— What is asked —
Copy each line of the records that contains the word "Puedes".

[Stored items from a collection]

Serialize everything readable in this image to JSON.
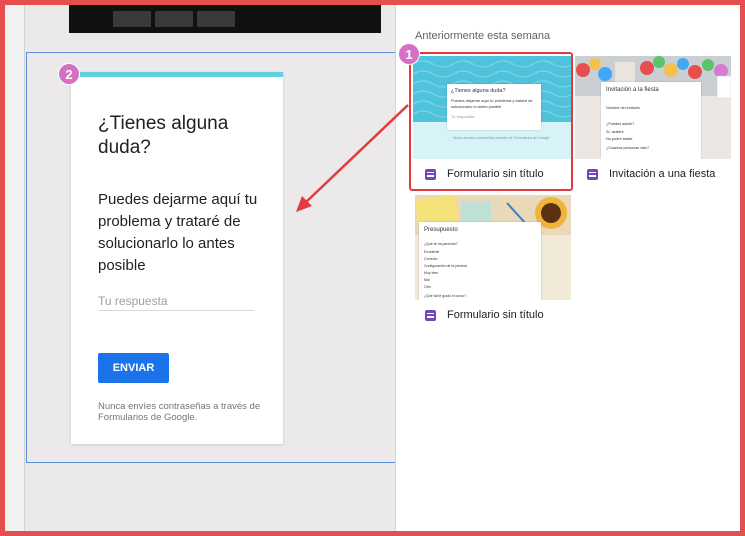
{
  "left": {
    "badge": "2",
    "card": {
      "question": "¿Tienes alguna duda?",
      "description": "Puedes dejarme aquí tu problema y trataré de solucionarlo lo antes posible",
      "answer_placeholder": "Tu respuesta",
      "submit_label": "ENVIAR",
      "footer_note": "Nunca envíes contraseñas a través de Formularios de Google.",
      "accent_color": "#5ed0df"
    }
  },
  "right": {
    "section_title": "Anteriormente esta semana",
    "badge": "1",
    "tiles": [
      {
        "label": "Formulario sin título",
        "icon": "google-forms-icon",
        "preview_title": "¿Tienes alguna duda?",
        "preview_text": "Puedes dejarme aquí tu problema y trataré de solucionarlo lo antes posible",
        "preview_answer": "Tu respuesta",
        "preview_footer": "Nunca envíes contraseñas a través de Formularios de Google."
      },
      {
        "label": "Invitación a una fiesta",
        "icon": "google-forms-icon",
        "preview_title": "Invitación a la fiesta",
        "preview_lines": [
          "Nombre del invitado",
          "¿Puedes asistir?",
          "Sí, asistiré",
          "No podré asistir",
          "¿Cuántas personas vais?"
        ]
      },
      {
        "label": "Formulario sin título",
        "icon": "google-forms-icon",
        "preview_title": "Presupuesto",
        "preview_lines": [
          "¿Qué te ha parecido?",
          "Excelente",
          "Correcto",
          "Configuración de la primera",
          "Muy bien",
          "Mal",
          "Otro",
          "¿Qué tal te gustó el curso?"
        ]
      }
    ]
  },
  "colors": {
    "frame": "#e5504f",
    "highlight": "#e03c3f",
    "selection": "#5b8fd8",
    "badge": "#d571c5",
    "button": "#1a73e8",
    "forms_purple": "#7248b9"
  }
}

— The result —
      "description": "Puedes dejarme aquí tu problema y trataré de solucionarlo lo antes posible",
        "preview_text": "Puedes dejarme aquí tu problema y trataré de solucionarlo lo antes posible",
          "¿Puedes asistir?",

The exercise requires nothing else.